- **Problem**: Show every line that has the string "Velocity" in it.

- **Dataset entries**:
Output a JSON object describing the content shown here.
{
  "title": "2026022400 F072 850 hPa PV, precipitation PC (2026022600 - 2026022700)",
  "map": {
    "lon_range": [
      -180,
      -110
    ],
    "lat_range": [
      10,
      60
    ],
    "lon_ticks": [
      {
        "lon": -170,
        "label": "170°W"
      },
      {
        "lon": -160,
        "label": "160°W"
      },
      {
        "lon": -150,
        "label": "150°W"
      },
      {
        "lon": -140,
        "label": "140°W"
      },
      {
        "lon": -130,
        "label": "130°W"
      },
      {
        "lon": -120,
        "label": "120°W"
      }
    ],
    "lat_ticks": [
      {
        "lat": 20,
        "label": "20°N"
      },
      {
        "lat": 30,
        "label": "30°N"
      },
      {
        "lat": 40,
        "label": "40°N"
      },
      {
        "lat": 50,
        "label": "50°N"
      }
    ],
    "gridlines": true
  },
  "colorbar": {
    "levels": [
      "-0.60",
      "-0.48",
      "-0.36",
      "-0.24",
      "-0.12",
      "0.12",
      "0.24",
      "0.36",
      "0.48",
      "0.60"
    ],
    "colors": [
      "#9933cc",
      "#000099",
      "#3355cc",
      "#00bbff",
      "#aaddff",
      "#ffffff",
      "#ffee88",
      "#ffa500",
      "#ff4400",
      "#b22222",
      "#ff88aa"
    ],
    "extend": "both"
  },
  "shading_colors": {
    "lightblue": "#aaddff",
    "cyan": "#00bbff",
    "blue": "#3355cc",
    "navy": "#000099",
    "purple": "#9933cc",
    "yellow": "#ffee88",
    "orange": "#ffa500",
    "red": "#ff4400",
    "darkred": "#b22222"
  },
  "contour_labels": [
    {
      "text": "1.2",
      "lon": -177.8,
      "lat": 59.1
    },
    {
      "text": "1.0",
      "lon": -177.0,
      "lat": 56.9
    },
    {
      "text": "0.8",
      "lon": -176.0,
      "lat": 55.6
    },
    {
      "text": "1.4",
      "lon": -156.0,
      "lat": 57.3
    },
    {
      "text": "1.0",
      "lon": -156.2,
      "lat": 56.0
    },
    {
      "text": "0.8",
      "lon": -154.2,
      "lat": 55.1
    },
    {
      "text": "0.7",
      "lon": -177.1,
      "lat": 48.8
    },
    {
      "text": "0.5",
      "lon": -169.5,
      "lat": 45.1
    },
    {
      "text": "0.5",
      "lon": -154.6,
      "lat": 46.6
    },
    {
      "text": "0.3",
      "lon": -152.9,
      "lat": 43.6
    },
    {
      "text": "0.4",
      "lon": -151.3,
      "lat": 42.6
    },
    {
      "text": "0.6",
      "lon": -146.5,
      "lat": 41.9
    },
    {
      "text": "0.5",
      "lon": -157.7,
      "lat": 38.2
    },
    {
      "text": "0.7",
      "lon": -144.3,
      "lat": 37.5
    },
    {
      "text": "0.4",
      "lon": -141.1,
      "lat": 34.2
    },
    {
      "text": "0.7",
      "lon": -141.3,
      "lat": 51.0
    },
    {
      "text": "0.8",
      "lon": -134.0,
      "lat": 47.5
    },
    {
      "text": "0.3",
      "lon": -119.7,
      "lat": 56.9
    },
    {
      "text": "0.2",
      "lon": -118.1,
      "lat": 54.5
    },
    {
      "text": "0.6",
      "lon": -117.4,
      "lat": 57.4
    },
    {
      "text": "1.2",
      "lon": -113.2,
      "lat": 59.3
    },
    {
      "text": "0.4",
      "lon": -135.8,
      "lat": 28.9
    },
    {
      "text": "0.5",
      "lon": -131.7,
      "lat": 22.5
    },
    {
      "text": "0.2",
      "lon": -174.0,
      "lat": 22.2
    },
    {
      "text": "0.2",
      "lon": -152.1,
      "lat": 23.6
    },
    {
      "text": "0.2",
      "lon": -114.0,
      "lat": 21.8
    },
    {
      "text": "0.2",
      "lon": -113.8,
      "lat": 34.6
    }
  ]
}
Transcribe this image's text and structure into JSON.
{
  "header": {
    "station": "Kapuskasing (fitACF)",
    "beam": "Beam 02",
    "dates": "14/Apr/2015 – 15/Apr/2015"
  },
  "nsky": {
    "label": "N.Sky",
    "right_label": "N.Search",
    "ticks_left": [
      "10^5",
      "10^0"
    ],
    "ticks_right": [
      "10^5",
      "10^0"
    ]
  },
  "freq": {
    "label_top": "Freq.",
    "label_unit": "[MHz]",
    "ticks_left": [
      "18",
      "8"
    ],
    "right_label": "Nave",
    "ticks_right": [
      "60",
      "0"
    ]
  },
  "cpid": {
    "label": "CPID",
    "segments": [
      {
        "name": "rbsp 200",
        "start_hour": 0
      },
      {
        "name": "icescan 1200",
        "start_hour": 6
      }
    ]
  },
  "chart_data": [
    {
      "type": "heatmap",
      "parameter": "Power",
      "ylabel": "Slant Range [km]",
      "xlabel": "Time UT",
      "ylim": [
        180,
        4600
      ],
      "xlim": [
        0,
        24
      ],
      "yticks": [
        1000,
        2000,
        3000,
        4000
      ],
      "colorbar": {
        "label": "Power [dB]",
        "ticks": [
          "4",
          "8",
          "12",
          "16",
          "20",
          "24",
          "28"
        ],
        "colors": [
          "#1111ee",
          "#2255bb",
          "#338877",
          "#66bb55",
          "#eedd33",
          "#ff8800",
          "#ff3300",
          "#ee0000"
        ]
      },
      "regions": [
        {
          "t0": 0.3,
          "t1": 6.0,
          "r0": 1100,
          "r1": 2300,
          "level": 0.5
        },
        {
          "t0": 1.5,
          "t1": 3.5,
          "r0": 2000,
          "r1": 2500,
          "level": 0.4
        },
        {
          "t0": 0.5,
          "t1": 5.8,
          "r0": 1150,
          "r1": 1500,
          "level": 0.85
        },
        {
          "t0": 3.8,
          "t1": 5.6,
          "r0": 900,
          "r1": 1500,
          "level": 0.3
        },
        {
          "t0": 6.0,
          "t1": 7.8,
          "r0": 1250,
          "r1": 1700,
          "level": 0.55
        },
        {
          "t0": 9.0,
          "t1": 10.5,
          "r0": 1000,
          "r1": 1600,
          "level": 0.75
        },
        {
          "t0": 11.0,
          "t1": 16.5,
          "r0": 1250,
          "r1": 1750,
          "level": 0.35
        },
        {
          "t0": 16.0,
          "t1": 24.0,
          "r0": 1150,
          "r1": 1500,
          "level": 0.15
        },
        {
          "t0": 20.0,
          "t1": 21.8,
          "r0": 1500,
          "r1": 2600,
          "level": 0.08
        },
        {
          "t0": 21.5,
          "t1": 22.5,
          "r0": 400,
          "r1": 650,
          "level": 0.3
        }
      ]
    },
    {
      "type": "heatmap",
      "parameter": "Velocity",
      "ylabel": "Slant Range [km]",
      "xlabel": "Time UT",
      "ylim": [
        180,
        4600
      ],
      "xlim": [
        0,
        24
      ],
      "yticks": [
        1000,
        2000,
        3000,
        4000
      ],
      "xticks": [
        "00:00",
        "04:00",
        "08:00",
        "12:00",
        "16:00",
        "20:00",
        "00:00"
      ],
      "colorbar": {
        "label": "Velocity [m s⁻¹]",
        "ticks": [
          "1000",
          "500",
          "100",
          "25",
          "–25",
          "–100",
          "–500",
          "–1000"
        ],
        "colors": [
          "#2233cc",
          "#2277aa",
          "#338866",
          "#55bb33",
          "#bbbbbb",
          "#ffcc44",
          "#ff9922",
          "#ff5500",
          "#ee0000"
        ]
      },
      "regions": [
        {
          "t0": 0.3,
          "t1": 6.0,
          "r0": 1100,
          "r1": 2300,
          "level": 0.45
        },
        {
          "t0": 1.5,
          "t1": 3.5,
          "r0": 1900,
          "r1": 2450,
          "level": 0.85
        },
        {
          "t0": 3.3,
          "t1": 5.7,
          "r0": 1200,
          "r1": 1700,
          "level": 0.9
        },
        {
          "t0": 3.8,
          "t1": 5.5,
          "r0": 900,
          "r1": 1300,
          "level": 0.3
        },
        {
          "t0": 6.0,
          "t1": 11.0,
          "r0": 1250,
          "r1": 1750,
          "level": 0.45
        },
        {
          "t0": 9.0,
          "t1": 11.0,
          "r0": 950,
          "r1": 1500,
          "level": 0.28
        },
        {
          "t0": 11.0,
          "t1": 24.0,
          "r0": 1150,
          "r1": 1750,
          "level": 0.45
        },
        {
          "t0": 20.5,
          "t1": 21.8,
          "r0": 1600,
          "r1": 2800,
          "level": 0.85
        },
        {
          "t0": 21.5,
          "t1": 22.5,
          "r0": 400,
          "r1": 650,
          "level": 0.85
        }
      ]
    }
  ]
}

- **Full response**:
      "parameter": "Velocity",
        "label": "Velocity [m s⁻¹]",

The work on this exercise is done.